• **Exercise requirements**: Exactly the lines from the one containing "Transcribe this image's" through the end of the data below are to be reproduced, and nothing besides them.
++++ Records for processing ++++
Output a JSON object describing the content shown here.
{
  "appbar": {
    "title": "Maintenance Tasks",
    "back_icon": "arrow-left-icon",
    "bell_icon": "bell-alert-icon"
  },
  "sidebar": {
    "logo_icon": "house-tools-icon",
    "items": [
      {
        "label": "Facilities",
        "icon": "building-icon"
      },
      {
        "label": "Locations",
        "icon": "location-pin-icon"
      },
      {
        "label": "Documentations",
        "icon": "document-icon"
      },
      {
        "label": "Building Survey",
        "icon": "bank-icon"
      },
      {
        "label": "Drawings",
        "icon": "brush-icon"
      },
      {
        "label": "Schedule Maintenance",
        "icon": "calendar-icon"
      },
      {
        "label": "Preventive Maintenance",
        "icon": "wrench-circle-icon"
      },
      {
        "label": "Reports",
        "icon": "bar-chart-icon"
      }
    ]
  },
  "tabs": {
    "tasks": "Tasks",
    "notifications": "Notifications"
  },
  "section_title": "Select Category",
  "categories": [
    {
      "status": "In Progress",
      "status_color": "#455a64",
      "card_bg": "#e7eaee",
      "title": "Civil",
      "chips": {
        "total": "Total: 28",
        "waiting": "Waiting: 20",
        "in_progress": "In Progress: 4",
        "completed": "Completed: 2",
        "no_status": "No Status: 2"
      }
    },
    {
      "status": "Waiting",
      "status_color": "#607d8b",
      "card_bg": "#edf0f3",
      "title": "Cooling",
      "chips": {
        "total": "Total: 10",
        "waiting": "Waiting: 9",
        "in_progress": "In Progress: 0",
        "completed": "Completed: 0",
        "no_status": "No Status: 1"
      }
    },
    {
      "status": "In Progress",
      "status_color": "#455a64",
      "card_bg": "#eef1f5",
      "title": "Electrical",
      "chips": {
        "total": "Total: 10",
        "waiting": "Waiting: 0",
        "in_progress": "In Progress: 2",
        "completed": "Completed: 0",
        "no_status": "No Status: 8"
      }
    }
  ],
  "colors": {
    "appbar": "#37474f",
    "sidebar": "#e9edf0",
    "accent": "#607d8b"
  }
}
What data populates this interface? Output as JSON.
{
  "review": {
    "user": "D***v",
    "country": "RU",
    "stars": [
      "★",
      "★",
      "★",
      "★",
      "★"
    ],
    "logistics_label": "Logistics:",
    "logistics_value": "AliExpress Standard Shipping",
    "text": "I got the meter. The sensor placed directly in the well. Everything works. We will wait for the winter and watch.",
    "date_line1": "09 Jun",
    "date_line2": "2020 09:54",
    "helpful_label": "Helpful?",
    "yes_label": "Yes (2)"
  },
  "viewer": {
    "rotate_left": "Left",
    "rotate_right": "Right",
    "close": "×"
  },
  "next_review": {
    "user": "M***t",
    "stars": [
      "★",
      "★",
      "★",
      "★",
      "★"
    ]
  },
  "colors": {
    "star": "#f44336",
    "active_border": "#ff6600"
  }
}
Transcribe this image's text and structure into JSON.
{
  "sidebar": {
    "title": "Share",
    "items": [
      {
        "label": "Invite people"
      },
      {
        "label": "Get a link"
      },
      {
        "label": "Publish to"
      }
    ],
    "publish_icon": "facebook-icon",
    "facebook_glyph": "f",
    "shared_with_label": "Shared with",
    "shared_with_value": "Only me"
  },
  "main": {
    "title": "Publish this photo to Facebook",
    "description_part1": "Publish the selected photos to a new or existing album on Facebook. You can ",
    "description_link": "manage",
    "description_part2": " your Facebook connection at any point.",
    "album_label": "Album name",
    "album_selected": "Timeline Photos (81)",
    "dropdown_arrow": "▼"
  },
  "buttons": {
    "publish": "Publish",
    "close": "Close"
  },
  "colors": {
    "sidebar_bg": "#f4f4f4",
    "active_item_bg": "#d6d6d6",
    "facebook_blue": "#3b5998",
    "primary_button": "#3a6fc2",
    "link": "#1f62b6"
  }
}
++++
• **The answer**:
Transcribe this image's text and structure into JSON.
{
  "sidebar": {
    "title": "Share",
    "items": [
      {
        "label": "Invite people"
      },
      {
        "label": "Get a link"
      },
      {
        "label": "Publish to"
      }
    ],
    "publish_icon": "facebook-icon",
    "facebook_glyph": "f",
    "shared_with_label": "Shared with",
    "shared_with_value": "Only me"
  },
  "main": {
    "title": "Publish this photo to Facebook",
    "description_part1": "Publish the selected photos to a new or existing album on Facebook. You can ",
    "description_link": "manage",
    "description_part2": " your Facebook connection at any point.",
    "album_label": "Album name",
    "album_selected": "Timeline Photos (81)",
    "dropdown_arrow": "▼"
  },
  "buttons": {
    "publish": "Publish",
    "close": "Close"
  },
  "colors": {
    "sidebar_bg": "#f4f4f4",
    "active_item_bg": "#d6d6d6",
    "facebook_blue": "#3b5998",
    "primary_button": "#3a6fc2",
    "link": "#1f62b6"
  }
}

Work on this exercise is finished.